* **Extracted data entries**
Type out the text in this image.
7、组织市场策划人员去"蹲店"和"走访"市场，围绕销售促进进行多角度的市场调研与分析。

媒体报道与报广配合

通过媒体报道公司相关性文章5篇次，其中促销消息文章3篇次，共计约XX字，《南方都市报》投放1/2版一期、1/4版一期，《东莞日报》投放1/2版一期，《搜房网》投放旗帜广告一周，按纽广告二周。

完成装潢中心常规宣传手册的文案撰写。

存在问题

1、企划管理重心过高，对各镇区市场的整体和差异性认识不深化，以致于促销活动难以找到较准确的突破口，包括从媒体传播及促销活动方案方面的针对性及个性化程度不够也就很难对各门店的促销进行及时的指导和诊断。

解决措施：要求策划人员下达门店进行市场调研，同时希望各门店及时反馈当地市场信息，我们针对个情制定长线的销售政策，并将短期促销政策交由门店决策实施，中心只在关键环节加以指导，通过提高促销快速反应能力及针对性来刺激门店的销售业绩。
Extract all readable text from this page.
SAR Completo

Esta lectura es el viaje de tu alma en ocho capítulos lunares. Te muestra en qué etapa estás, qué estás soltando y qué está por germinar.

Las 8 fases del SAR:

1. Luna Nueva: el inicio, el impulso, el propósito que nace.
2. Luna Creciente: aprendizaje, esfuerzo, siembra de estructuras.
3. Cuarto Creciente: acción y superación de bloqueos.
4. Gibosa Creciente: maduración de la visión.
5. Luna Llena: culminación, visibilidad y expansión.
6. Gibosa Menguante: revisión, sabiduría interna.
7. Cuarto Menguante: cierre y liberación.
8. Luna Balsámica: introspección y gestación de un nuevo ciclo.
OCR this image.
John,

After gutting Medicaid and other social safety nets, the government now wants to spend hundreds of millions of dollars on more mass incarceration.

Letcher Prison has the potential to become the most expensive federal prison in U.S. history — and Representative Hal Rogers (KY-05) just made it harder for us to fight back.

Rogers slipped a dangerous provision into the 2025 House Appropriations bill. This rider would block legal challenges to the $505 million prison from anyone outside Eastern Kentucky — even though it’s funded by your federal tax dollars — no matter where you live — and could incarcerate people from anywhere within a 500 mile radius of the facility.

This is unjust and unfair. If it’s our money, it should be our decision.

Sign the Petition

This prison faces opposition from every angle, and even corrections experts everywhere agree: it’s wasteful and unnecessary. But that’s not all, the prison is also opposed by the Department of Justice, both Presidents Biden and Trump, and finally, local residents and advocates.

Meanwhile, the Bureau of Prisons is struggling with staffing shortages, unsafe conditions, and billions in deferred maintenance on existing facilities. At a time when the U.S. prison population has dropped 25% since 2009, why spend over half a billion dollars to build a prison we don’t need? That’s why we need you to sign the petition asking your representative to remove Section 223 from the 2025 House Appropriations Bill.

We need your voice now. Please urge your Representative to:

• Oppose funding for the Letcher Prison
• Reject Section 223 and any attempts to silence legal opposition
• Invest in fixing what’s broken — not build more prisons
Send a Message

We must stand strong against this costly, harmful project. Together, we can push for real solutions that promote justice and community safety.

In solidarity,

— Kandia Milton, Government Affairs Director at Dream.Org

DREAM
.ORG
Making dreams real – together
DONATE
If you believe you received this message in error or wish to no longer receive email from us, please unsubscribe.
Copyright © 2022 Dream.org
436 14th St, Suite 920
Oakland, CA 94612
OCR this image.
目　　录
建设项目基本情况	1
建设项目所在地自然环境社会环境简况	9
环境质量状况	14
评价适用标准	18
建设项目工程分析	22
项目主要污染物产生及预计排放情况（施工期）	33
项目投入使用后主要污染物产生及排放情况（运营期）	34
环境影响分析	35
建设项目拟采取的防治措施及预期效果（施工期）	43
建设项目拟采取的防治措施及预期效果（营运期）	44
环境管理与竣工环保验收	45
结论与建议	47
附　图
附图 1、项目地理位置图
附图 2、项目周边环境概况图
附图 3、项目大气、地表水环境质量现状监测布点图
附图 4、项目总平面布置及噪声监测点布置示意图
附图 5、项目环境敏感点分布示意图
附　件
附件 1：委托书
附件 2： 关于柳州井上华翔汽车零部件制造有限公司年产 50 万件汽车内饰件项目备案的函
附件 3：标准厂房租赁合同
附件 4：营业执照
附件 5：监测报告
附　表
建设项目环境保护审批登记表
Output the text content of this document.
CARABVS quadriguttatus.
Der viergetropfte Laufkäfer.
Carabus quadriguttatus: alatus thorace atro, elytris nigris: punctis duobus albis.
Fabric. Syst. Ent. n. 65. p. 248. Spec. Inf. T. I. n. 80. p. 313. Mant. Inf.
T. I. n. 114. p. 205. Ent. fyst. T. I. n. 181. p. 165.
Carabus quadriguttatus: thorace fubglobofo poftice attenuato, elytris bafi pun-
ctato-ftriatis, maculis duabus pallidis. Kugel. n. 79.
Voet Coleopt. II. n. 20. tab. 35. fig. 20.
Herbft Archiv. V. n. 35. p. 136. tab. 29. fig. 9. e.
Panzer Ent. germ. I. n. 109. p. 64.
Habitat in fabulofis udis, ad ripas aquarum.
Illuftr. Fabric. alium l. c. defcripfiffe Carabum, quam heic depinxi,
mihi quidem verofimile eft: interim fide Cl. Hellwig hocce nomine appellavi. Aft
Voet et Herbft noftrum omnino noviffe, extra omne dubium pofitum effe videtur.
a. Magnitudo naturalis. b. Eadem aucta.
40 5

* **What you should do**
Copy the material above, line for line.

* **The solution**
Type out the text in this image.
7、组织市场策划人员去"蹲店"和"走访"市场，围绕销售促进进行多角度的市场调研与分析。

媒体报道与报广配合

通过媒体报道公司相关性文章5篇次，其中促销消息文章3篇次，共计约XX字，《南方都市报》投放1/2版一期、1/4版一期，《东莞日报》投放1/2版一期，《搜房网》投放旗帜广告一周，按纽广告二周。

完成装潢中心常规宣传手册的文案撰写。

存在问题

1、企划管理重心过高，对各镇区市场的整体和差异性认识不深化，以致于促销活动难以找到较准确的突破口，包括从媒体传播及促销活动方案方面的针对性及个性化程度不够也就很难对各门店的促销进行及时的指导和诊断。

解决措施：要求策划人员下达门店进行市场调研，同时希望各门店及时反馈当地市场信息，我们针对个情制定长线的销售政策，并将短期促销政策交由门店决策实施，中心只在关键环节加以指导，通过提高促销快速反应能力及针对性来刺激门店的销售业绩。
Extract all readable text from this page.
SAR Completo

Esta lectura es el viaje de tu alma en ocho capítulos lunares. Te muestra en qué etapa estás, qué estás soltando y qué está por germinar.

Las 8 fases del SAR:

1. Luna Nueva: el inicio, el impulso, el propósito que nace.
2. Luna Creciente: aprendizaje, esfuerzo, siembra de estructuras.
3. Cuarto Creciente: acción y superación de bloqueos.
4. Gibosa Creciente: maduración de la visión.
5. Luna Llena: culminación, visibilidad y expansión.
6. Gibosa Menguante: revisión, sabiduría interna.
7. Cuarto Menguante: cierre y liberación.
8. Luna Balsámica: introspección y gestación de un nuevo ciclo.
OCR this image.
John,

After gutting Medicaid and other social safety nets, the government now wants to spend hundreds of millions of dollars on more mass incarceration.

Letcher Prison has the potential to become the most expensive federal prison in U.S. history — and Representative Hal Rogers (KY-05) just made it harder for us to fight back.

Rogers slipped a dangerous provision into the 2025 House Appropriations bill. This rider would block legal challenges to the $505 million prison from anyone outside Eastern Kentucky — even though it’s funded by your federal tax dollars — no matter where you live — and could incarcerate people from anywhere within a 500 mile radius of the facility.

This is unjust and unfair. If it’s our money, it should be our decision.

Sign the Petition

This prison faces opposition from every angle, and even corrections experts everywhere agree: it’s wasteful and unnecessary. But that’s not all, the prison is also opposed by the Department of Justice, both Presidents Biden and Trump, and finally, local residents and advocates.

Meanwhile, the Bureau of Prisons is struggling with staffing shortages, unsafe conditions, and billions in deferred maintenance on existing facilities. At a time when the U.S. prison population has dropped 25% since 2009, why spend over half a billion dollars to build a prison we don’t need? That’s why we need you to sign the petition asking your representative to remove Section 223 from the 2025 House Appropriations Bill.

We need your voice now. Please urge your Representative to:

• Oppose funding for the Letcher Prison
• Reject Section 223 and any attempts to silence legal opposition
• Invest in fixing what’s broken — not build more prisons
Send a Message

We must stand strong against this costly, harmful project. Together, we can push for real solutions that promote justice and community safety.

In solidarity,

— Kandia Milton, Government Affairs Director at Dream.Org

DREAM
.ORG
Making dreams real – together
DONATE
If you believe you received this message in error or wish to no longer receive email from us, please unsubscribe.
Copyright © 2022 Dream.org
436 14th St, Suite 920
Oakland, CA 94612
OCR this image.
目　　录
建设项目基本情况	1
建设项目所在地自然环境社会环境简况	9
环境质量状况	14
评价适用标准	18
建设项目工程分析	22
项目主要污染物产生及预计排放情况（施工期）	33
项目投入使用后主要污染物产生及排放情况（运营期）	34
环境影响分析	35
建设项目拟采取的防治措施及预期效果（施工期）	43
建设项目拟采取的防治措施及预期效果（营运期）	44
环境管理与竣工环保验收	45
结论与建议	47
附　图
附图 1、项目地理位置图
附图 2、项目周边环境概况图
附图 3、项目大气、地表水环境质量现状监测布点图
附图 4、项目总平面布置及噪声监测点布置示意图
附图 5、项目环境敏感点分布示意图
附　件
附件 1：委托书
附件 2： 关于柳州井上华翔汽车零部件制造有限公司年产 50 万件汽车内饰件项目备案的函
附件 3：标准厂房租赁合同
附件 4：营业执照
附件 5：监测报告
附　表
建设项目环境保护审批登记表
Output the text content of this document.
CARABVS quadriguttatus.
Der viergetropfte Laufkäfer.
Carabus quadriguttatus: alatus thorace atro, elytris nigris: punctis duobus albis.
Fabric. Syst. Ent. n. 65. p. 248. Spec. Inf. T. I. n. 80. p. 313. Mant. Inf.
T. I. n. 114. p. 205. Ent. fyst. T. I. n. 181. p. 165.
Carabus quadriguttatus: thorace fubglobofo poftice attenuato, elytris bafi pun-
ctato-ftriatis, maculis duabus pallidis. Kugel. n. 79.
Voet Coleopt. II. n. 20. tab. 35. fig. 20.
Herbft Archiv. V. n. 35. p. 136. tab. 29. fig. 9. e.
Panzer Ent. germ. I. n. 109. p. 64.
Habitat in fabulofis udis, ad ripas aquarum.
Illuftr. Fabric. alium l. c. defcripfiffe Carabum, quam heic depinxi,
mihi quidem verofimile eft: interim fide Cl. Hellwig hocce nomine appellavi. Aft
Voet et Herbft noftrum omnino noviffe, extra omne dubium pofitum effe videtur.
a. Magnitudo naturalis. b. Eadem aucta.
40 5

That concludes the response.